# [Task objective]
Leave out the pictures and repeat the rest of the material exactly.

Data records:
--------------------------------

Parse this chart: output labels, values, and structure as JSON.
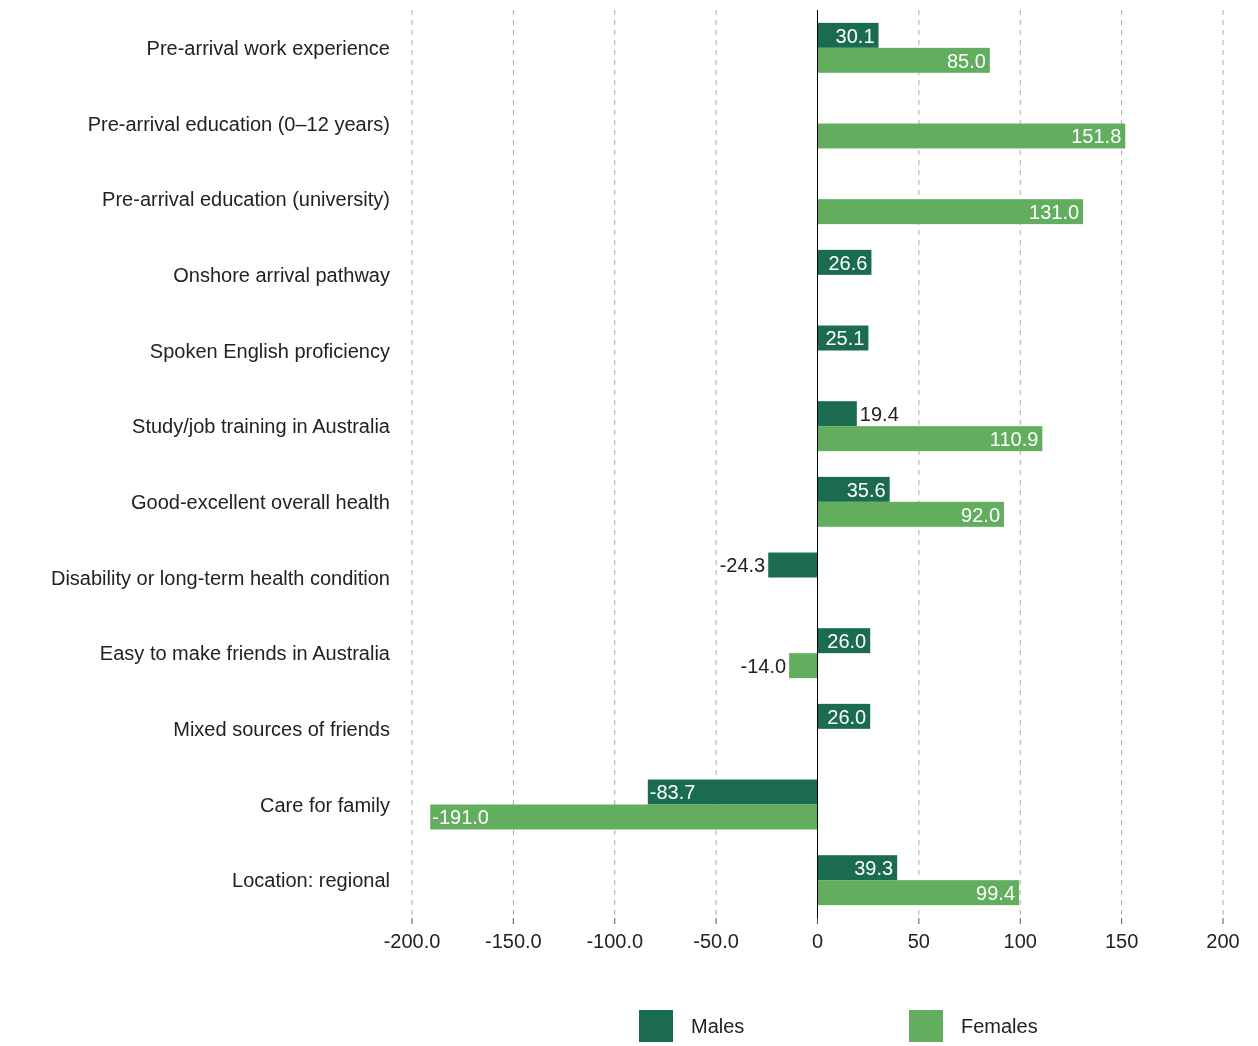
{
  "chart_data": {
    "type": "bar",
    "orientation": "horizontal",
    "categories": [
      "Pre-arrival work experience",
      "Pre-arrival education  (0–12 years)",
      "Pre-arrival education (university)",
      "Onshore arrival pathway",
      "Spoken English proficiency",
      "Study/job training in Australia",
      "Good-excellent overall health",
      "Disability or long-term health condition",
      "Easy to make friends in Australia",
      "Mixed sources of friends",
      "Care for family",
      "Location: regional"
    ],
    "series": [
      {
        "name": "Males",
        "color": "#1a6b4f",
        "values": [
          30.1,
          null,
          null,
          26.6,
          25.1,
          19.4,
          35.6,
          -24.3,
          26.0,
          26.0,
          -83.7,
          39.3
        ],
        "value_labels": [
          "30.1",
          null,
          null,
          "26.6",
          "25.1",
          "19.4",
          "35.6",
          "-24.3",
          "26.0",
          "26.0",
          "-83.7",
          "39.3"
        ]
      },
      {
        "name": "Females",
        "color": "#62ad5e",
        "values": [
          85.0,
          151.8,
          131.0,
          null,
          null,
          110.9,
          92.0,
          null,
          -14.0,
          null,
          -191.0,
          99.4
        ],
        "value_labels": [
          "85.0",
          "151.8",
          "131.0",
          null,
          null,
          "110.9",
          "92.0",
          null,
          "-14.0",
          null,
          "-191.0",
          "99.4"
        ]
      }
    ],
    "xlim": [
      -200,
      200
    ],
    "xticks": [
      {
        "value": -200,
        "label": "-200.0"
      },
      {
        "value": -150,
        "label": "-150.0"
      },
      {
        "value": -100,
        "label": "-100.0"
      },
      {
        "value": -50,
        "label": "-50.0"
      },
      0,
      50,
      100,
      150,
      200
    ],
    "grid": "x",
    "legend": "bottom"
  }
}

--------------------------------

# [Solution to this exercise]
Parse this chart: output labels, values, and structure as JSON.
{
  "chart_data": {
    "type": "bar",
    "orientation": "horizontal",
    "categories": [
      "Pre-arrival work experience",
      "Pre-arrival education  (0–12 years)",
      "Pre-arrival education (university)",
      "Onshore arrival pathway",
      "Spoken English proficiency",
      "Study/job training in Australia",
      "Good-excellent overall health",
      "Disability or long-term health condition",
      "Easy to make friends in Australia",
      "Mixed sources of friends",
      "Care for family",
      "Location: regional"
    ],
    "series": [
      {
        "name": "Males",
        "color": "#1a6b4f",
        "values": [
          30.1,
          null,
          null,
          26.6,
          25.1,
          19.4,
          35.6,
          -24.3,
          26.0,
          26.0,
          -83.7,
          39.3
        ],
        "value_labels": [
          "30.1",
          null,
          null,
          "26.6",
          "25.1",
          "19.4",
          "35.6",
          "-24.3",
          "26.0",
          "26.0",
          "-83.7",
          "39.3"
        ]
      },
      {
        "name": "Females",
        "color": "#62ad5e",
        "values": [
          85.0,
          151.8,
          131.0,
          null,
          null,
          110.9,
          92.0,
          null,
          -14.0,
          null,
          -191.0,
          99.4
        ],
        "value_labels": [
          "85.0",
          "151.8",
          "131.0",
          null,
          null,
          "110.9",
          "92.0",
          null,
          "-14.0",
          null,
          "-191.0",
          "99.4"
        ]
      }
    ],
    "xlim": [
      -200,
      200
    ],
    "xticks": [
      {
        "value": -200,
        "label": "-200.0"
      },
      {
        "value": -150,
        "label": "-150.0"
      },
      {
        "value": -100,
        "label": "-100.0"
      },
      {
        "value": -50,
        "label": "-50.0"
      },
      0,
      50,
      100,
      150,
      200
    ],
    "grid": "x",
    "legend": "bottom"
  }
}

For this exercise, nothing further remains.